** Start of STORED DATA **
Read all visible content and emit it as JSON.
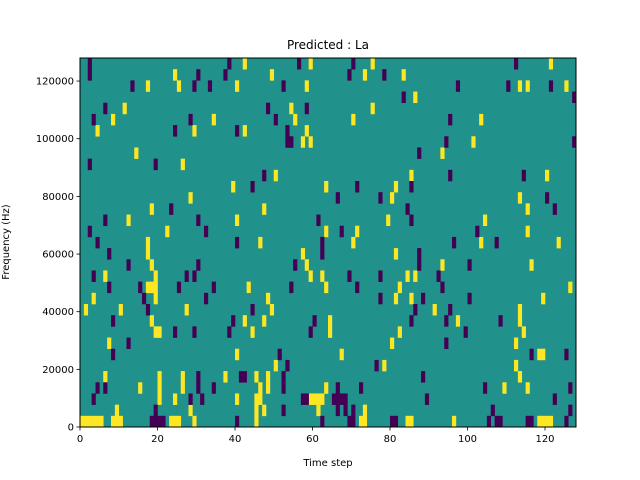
{
  "chart_data": {
    "type": "heatmap",
    "title": "Predicted : La",
    "xlabel": "Time step",
    "ylabel": "Frequency (Hz)",
    "xlim": [
      0,
      128
    ],
    "ylim": [
      0,
      128000
    ],
    "n_cols": 128,
    "n_rows": 33,
    "xticks": [
      0,
      20,
      40,
      60,
      80,
      100,
      120
    ],
    "xtick_labels": [
      "0",
      "20",
      "40",
      "60",
      "80",
      "100",
      "120"
    ],
    "yticks": [
      0,
      20000,
      40000,
      60000,
      80000,
      100000,
      120000
    ],
    "ytick_labels": [
      "0",
      "20000",
      "40000",
      "60000",
      "80000",
      "100000",
      "120000"
    ],
    "colormap": "viridis",
    "colors": {
      "low": "#440154",
      "mid": "#21918c",
      "high": "#fde725"
    },
    "values_legend": {
      "low": 0,
      "mid": 1,
      "high": 2
    },
    "background_value": 1,
    "high_cells_by_row": [
      [
        0,
        1,
        2,
        3,
        4,
        5,
        8,
        9,
        10,
        23,
        24,
        25,
        29,
        45,
        72,
        73,
        84,
        85,
        96,
        118,
        119,
        120,
        121
      ],
      [
        9,
        28,
        45,
        47,
        61,
        73
      ],
      [
        20,
        24,
        40,
        45,
        46,
        59,
        60,
        61,
        62
      ],
      [
        15,
        20,
        26,
        46,
        48,
        63,
        109,
        115
      ],
      [
        6,
        20,
        26,
        37,
        45,
        48,
        113
      ],
      [
        50,
        78,
        112
      ],
      [
        40,
        67,
        118,
        119
      ],
      [
        7,
        80,
        112
      ],
      [
        19,
        20,
        44,
        64,
        82,
        114
      ],
      [
        18,
        42,
        47,
        64,
        97,
        113
      ],
      [
        1,
        10,
        27,
        49,
        91,
        113
      ],
      [
        3,
        19,
        48,
        81,
        85,
        119
      ],
      [
        17,
        18,
        19,
        43,
        63,
        82,
        126
      ],
      [
        6,
        19,
        59,
        62,
        84,
        86
      ],
      [
        18,
        58,
        93,
        116
      ],
      [
        17,
        57,
        81
      ],
      [
        17,
        46,
        70,
        103,
        123
      ],
      [
        22,
        63,
        71,
        115
      ],
      [
        12,
        40,
        79,
        104
      ],
      [
        18,
        47,
        115
      ],
      [
        28,
        80,
        113
      ],
      [
        39,
        63,
        81
      ],
      [
        50,
        85,
        120
      ],
      [
        26
      ],
      [
        14,
        93
      ],
      [
        57,
        59,
        101
      ],
      [
        4,
        29,
        42,
        58
      ],
      [
        8,
        34,
        55,
        70,
        103
      ],
      [
        11,
        54,
        75
      ],
      [
        86
      ],
      [
        17,
        25,
        40,
        58,
        113,
        115,
        125
      ],
      [
        24,
        49,
        73,
        83
      ],
      [
        42,
        59,
        75,
        121
      ]
    ],
    "low_cells_by_row": [
      [
        18,
        19,
        20,
        21,
        40,
        62,
        69,
        70,
        80,
        81,
        105,
        107,
        108,
        115,
        116,
        125
      ],
      [
        19,
        52,
        66,
        68,
        70,
        106,
        126
      ],
      [
        3,
        28,
        31,
        57,
        58,
        65,
        66,
        67,
        68,
        89,
        122
      ],
      [
        4,
        6,
        30,
        34,
        52,
        66,
        72,
        104,
        126
      ],
      [
        30,
        41,
        42,
        52,
        88
      ],
      [
        53,
        76
      ],
      [
        8,
        51,
        116,
        125
      ],
      [
        12,
        94
      ],
      [
        24,
        29,
        38,
        59,
        99
      ],
      [
        8,
        39,
        60,
        85,
        94,
        108
      ],
      [
        17,
        44,
        86,
        95
      ],
      [
        16,
        32,
        77,
        88,
        100
      ],
      [
        7,
        15,
        25,
        34,
        54,
        71,
        93
      ],
      [
        3,
        27,
        29,
        69,
        77,
        92
      ],
      [
        12,
        30,
        55,
        87,
        100
      ],
      [
        7,
        62,
        87
      ],
      [
        4,
        40,
        62,
        96,
        107
      ],
      [
        2,
        32,
        67,
        102
      ],
      [
        6,
        30,
        61,
        85
      ],
      [
        23,
        84,
        122
      ],
      [
        66,
        77,
        120
      ],
      [
        44,
        71,
        85
      ],
      [
        47,
        95,
        114
      ],
      [
        2,
        19
      ],
      [
        87
      ],
      [
        53,
        54,
        94,
        127
      ],
      [
        24,
        40,
        53
      ],
      [
        3,
        28,
        50,
        95
      ],
      [
        6,
        48,
        58
      ],
      [
        83,
        127
      ],
      [
        13,
        29,
        33,
        52,
        97,
        110,
        121
      ],
      [
        2,
        30,
        37,
        69,
        78
      ],
      [
        2,
        38,
        56,
        70,
        112
      ]
    ]
  }
}
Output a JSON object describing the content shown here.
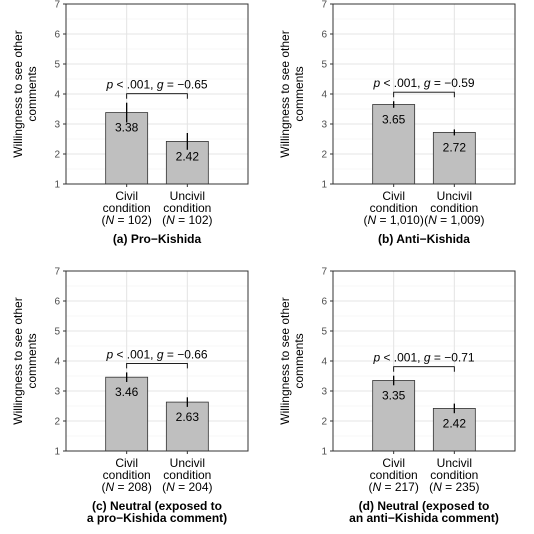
** End of STORED DATA **
[SHORT TASK] Where a line of the records above holds the word "JSON", copy that line.

[EXERCISE ANSWER]
Read all visible content and emit it as JSON.
Output a JSON object describing the content shown here.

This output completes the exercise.